Dataset items:
═══
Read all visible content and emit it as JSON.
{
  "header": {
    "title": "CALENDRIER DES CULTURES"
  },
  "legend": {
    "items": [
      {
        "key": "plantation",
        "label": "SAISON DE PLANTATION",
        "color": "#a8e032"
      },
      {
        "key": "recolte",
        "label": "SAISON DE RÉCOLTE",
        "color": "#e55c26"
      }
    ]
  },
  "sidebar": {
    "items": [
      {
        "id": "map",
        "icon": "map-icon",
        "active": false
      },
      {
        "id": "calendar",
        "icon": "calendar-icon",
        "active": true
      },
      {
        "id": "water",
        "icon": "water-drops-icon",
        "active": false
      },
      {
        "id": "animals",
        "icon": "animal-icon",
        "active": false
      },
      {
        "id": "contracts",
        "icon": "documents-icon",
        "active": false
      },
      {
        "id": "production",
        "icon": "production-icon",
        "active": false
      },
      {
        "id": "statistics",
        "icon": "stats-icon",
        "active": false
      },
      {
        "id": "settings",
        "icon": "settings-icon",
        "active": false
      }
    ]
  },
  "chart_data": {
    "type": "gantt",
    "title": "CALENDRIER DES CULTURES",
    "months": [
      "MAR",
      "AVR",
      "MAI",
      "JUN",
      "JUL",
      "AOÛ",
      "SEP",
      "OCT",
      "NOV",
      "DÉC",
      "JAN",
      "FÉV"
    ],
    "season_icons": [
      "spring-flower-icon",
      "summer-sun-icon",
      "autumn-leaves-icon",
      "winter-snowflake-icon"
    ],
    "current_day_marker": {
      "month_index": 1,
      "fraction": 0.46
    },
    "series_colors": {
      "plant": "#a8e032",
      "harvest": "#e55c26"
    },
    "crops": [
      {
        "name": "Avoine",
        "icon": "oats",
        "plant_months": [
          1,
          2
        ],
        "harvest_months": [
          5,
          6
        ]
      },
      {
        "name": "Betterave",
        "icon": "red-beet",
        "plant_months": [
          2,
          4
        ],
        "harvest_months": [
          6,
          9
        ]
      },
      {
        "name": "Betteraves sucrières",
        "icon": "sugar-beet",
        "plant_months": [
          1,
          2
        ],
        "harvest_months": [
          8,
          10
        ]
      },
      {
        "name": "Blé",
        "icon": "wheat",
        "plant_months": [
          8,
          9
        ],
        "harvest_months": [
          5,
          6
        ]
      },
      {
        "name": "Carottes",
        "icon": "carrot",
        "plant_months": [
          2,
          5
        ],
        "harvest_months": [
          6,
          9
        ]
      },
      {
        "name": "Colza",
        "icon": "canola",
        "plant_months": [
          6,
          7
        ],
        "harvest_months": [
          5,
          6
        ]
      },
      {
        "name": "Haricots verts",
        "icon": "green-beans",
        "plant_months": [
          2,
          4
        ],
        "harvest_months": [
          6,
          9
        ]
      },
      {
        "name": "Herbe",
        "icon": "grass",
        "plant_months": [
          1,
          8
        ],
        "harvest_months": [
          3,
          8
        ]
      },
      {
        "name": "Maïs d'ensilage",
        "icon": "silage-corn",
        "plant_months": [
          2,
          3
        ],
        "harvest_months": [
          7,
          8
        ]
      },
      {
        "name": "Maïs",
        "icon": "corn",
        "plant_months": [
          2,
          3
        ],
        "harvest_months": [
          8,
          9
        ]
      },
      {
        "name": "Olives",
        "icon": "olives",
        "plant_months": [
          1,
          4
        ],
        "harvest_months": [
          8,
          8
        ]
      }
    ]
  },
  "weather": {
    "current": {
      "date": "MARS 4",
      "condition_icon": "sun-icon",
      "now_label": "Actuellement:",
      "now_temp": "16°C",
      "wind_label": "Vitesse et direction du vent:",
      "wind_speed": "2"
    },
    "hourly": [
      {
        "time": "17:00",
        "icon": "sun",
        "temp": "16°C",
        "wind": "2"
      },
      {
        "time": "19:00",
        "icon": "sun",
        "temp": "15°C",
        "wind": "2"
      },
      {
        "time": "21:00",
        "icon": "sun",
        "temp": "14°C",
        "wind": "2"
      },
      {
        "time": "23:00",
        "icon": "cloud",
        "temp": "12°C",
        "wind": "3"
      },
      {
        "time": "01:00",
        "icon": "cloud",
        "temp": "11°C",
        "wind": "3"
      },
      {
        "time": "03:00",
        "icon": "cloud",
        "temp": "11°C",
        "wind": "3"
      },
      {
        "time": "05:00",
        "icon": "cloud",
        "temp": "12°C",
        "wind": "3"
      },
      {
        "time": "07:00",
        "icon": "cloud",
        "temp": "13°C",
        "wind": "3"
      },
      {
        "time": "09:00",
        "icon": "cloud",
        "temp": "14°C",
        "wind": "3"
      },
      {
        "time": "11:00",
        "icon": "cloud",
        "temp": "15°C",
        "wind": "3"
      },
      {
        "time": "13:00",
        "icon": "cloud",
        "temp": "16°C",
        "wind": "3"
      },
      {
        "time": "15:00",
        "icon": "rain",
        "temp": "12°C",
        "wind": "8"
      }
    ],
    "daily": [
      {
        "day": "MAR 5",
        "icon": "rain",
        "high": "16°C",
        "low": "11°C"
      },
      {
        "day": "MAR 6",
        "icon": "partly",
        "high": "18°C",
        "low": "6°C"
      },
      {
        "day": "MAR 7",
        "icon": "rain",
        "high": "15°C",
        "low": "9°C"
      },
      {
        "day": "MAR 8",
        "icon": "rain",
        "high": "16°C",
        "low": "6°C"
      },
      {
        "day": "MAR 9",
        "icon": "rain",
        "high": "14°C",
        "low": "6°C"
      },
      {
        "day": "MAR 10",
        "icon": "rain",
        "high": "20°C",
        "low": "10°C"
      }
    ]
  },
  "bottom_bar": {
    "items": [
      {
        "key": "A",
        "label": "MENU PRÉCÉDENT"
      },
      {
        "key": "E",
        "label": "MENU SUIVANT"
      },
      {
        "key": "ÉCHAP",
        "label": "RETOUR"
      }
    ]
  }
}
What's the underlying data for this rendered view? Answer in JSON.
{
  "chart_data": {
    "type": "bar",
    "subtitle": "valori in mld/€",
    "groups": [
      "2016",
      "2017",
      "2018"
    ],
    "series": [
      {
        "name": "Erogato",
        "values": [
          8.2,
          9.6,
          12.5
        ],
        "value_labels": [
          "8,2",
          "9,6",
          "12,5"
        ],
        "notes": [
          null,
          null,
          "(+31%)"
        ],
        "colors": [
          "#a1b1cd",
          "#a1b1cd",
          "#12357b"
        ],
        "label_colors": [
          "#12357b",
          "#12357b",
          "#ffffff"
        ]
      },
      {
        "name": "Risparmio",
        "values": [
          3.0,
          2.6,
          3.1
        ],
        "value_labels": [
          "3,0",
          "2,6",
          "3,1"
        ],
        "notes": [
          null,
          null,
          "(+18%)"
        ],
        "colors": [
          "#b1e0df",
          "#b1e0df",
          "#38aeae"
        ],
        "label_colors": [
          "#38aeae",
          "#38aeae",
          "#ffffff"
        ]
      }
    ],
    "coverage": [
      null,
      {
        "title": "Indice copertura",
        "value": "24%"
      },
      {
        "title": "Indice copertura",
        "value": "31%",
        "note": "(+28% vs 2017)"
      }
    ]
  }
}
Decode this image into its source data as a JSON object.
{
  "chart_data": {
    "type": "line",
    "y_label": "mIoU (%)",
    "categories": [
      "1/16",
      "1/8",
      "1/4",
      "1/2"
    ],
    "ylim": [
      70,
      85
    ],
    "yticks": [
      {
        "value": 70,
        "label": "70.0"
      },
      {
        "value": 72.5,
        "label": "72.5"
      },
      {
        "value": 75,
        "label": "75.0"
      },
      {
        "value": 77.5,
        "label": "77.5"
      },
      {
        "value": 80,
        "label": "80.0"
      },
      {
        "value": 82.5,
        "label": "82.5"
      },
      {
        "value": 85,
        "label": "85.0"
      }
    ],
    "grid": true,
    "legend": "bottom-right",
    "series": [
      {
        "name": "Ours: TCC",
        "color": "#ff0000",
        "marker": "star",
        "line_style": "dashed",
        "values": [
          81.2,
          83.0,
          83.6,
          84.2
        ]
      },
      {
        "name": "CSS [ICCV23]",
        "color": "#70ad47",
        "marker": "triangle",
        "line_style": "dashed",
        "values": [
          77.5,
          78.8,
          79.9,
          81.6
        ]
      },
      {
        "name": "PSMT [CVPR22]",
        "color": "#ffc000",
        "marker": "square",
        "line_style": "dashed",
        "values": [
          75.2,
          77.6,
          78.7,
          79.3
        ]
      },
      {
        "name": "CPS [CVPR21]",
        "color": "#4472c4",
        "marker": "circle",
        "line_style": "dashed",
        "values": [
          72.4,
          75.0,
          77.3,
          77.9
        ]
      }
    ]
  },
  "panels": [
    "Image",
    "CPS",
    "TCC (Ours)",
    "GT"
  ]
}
═══
Looking at the entries above, say how many lines contain the word "CALENDRIER". Only the number is wanted.

2